» What is needed: Reproduce all the lines below exactly and omit the images.

==== Data provided

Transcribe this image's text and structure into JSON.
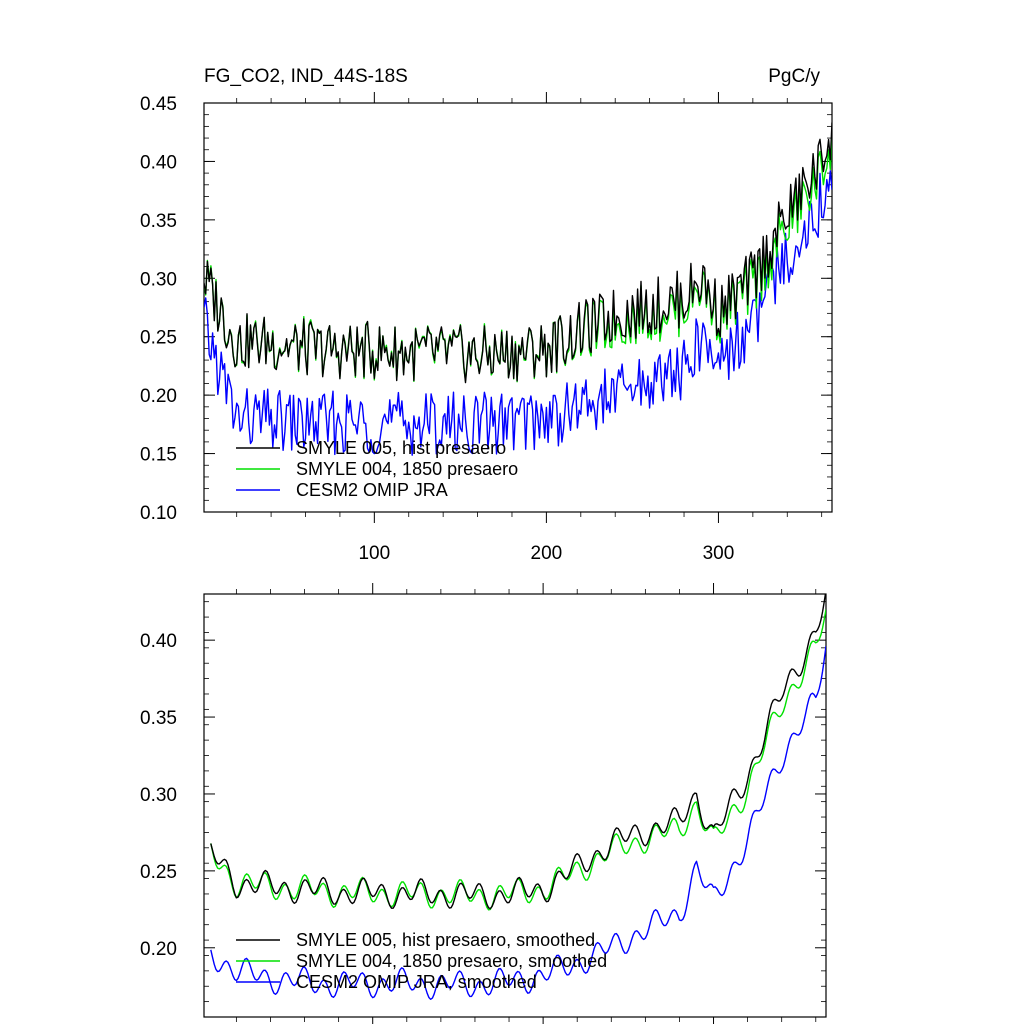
{
  "figure": {
    "title_left": "FG_CO2, IND_44S-18S",
    "title_right": "PgC/y"
  },
  "colors": {
    "hist": "#000000",
    "p1850": "#00e000",
    "omip": "#0000ff",
    "axis": "#000000"
  },
  "chart_data": [
    {
      "type": "line",
      "panel": "top",
      "xlim": [
        1,
        366
      ],
      "ylim": [
        0.1,
        0.45
      ],
      "xticks": [
        100,
        200,
        300
      ],
      "xtick_labels": [
        "100",
        "200",
        "300"
      ],
      "yticks": [
        0.1,
        0.15,
        0.2,
        0.25,
        0.3,
        0.35,
        0.4,
        0.45
      ],
      "ytick_labels": [
        "0.10",
        "0.15",
        "0.20",
        "0.25",
        "0.30",
        "0.35",
        "0.40",
        "0.45"
      ],
      "x": [
        1,
        20,
        40,
        60,
        80,
        100,
        120,
        140,
        160,
        180,
        200,
        220,
        240,
        260,
        280,
        290,
        300,
        320,
        340,
        360,
        366
      ],
      "series": [
        {
          "name": "SMYLE 005, hist presaero",
          "color_key": "hist",
          "values": [
            0.3,
            0.245,
            0.245,
            0.24,
            0.238,
            0.238,
            0.236,
            0.236,
            0.234,
            0.236,
            0.24,
            0.255,
            0.268,
            0.275,
            0.283,
            0.3,
            0.272,
            0.3,
            0.355,
            0.4,
            0.43
          ]
        },
        {
          "name": "SMYLE 004, 1850 presaero",
          "color_key": "p1850",
          "values": [
            0.3,
            0.245,
            0.245,
            0.24,
            0.238,
            0.238,
            0.236,
            0.236,
            0.234,
            0.236,
            0.24,
            0.252,
            0.262,
            0.27,
            0.277,
            0.295,
            0.268,
            0.292,
            0.345,
            0.39,
            0.42
          ]
        },
        {
          "name": "CESM2 OMIP JRA",
          "color_key": "omip",
          "values": [
            0.26,
            0.18,
            0.178,
            0.176,
            0.176,
            0.176,
            0.176,
            0.176,
            0.176,
            0.178,
            0.18,
            0.19,
            0.2,
            0.212,
            0.222,
            0.245,
            0.23,
            0.26,
            0.32,
            0.365,
            0.4
          ]
        }
      ],
      "legend_position": "bottom-left"
    },
    {
      "type": "line",
      "panel": "bottom",
      "xlim": [
        1,
        366
      ],
      "ylim": [
        0.155,
        0.43
      ],
      "xticks": [
        100,
        200,
        300
      ],
      "xtick_labels": [
        "",
        "",
        ""
      ],
      "yticks": [
        0.2,
        0.25,
        0.3,
        0.35,
        0.4
      ],
      "ytick_labels": [
        "0.20",
        "0.25",
        "0.30",
        "0.35",
        "0.40"
      ],
      "x": [
        5,
        20,
        40,
        60,
        80,
        100,
        120,
        140,
        160,
        180,
        200,
        220,
        240,
        260,
        280,
        290,
        300,
        320,
        340,
        360,
        366
      ],
      "series": [
        {
          "name": "SMYLE 005, hist presaero, smoothed",
          "color_key": "hist",
          "values": [
            0.262,
            0.242,
            0.24,
            0.238,
            0.236,
            0.236,
            0.235,
            0.235,
            0.234,
            0.235,
            0.238,
            0.252,
            0.268,
            0.276,
            0.282,
            0.3,
            0.272,
            0.312,
            0.365,
            0.405,
            0.427
          ]
        },
        {
          "name": "SMYLE 004, 1850 presaero, smoothed",
          "color_key": "p1850",
          "values": [
            0.262,
            0.242,
            0.24,
            0.238,
            0.236,
            0.236,
            0.235,
            0.235,
            0.234,
            0.235,
            0.238,
            0.25,
            0.263,
            0.271,
            0.277,
            0.294,
            0.268,
            0.304,
            0.358,
            0.395,
            0.416
          ]
        },
        {
          "name": "CESM2 OMIP JRA, smoothed",
          "color_key": "omip",
          "values": [
            0.196,
            0.185,
            0.18,
            0.178,
            0.176,
            0.177,
            0.177,
            0.176,
            0.176,
            0.178,
            0.182,
            0.19,
            0.2,
            0.212,
            0.222,
            0.252,
            0.23,
            0.27,
            0.325,
            0.36,
            0.396
          ]
        }
      ],
      "legend_position": "bottom-left"
    }
  ]
}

========

» Response to the exercise:
Transcribe this image's text and structure into JSON.
{
  "figure": {
    "title_left": "FG_CO2, IND_44S-18S",
    "title_right": "PgC/y"
  },
  "colors": {
    "hist": "#000000",
    "p1850": "#00e000",
    "omip": "#0000ff",
    "axis": "#000000"
  },
  "chart_data": [
    {
      "type": "line",
      "panel": "top",
      "xlim": [
        1,
        366
      ],
      "ylim": [
        0.1,
        0.45
      ],
      "xticks": [
        100,
        200,
        300
      ],
      "xtick_labels": [
        "100",
        "200",
        "300"
      ],
      "yticks": [
        0.1,
        0.15,
        0.2,
        0.25,
        0.3,
        0.35,
        0.4,
        0.45
      ],
      "ytick_labels": [
        "0.10",
        "0.15",
        "0.20",
        "0.25",
        "0.30",
        "0.35",
        "0.40",
        "0.45"
      ],
      "x": [
        1,
        20,
        40,
        60,
        80,
        100,
        120,
        140,
        160,
        180,
        200,
        220,
        240,
        260,
        280,
        290,
        300,
        320,
        340,
        360,
        366
      ],
      "series": [
        {
          "name": "SMYLE 005, hist presaero",
          "color_key": "hist",
          "values": [
            0.3,
            0.245,
            0.245,
            0.24,
            0.238,
            0.238,
            0.236,
            0.236,
            0.234,
            0.236,
            0.24,
            0.255,
            0.268,
            0.275,
            0.283,
            0.3,
            0.272,
            0.3,
            0.355,
            0.4,
            0.43
          ]
        },
        {
          "name": "SMYLE 004, 1850 presaero",
          "color_key": "p1850",
          "values": [
            0.3,
            0.245,
            0.245,
            0.24,
            0.238,
            0.238,
            0.236,
            0.236,
            0.234,
            0.236,
            0.24,
            0.252,
            0.262,
            0.27,
            0.277,
            0.295,
            0.268,
            0.292,
            0.345,
            0.39,
            0.42
          ]
        },
        {
          "name": "CESM2 OMIP JRA",
          "color_key": "omip",
          "values": [
            0.26,
            0.18,
            0.178,
            0.176,
            0.176,
            0.176,
            0.176,
            0.176,
            0.176,
            0.178,
            0.18,
            0.19,
            0.2,
            0.212,
            0.222,
            0.245,
            0.23,
            0.26,
            0.32,
            0.365,
            0.4
          ]
        }
      ],
      "legend_position": "bottom-left"
    },
    {
      "type": "line",
      "panel": "bottom",
      "xlim": [
        1,
        366
      ],
      "ylim": [
        0.155,
        0.43
      ],
      "xticks": [
        100,
        200,
        300
      ],
      "xtick_labels": [
        "",
        "",
        ""
      ],
      "yticks": [
        0.2,
        0.25,
        0.3,
        0.35,
        0.4
      ],
      "ytick_labels": [
        "0.20",
        "0.25",
        "0.30",
        "0.35",
        "0.40"
      ],
      "x": [
        5,
        20,
        40,
        60,
        80,
        100,
        120,
        140,
        160,
        180,
        200,
        220,
        240,
        260,
        280,
        290,
        300,
        320,
        340,
        360,
        366
      ],
      "series": [
        {
          "name": "SMYLE 005, hist presaero, smoothed",
          "color_key": "hist",
          "values": [
            0.262,
            0.242,
            0.24,
            0.238,
            0.236,
            0.236,
            0.235,
            0.235,
            0.234,
            0.235,
            0.238,
            0.252,
            0.268,
            0.276,
            0.282,
            0.3,
            0.272,
            0.312,
            0.365,
            0.405,
            0.427
          ]
        },
        {
          "name": "SMYLE 004, 1850 presaero, smoothed",
          "color_key": "p1850",
          "values": [
            0.262,
            0.242,
            0.24,
            0.238,
            0.236,
            0.236,
            0.235,
            0.235,
            0.234,
            0.235,
            0.238,
            0.25,
            0.263,
            0.271,
            0.277,
            0.294,
            0.268,
            0.304,
            0.358,
            0.395,
            0.416
          ]
        },
        {
          "name": "CESM2 OMIP JRA, smoothed",
          "color_key": "omip",
          "values": [
            0.196,
            0.185,
            0.18,
            0.178,
            0.176,
            0.177,
            0.177,
            0.176,
            0.176,
            0.178,
            0.182,
            0.19,
            0.2,
            0.212,
            0.222,
            0.252,
            0.23,
            0.27,
            0.325,
            0.36,
            0.396
          ]
        }
      ],
      "legend_position": "bottom-left"
    }
  ]
}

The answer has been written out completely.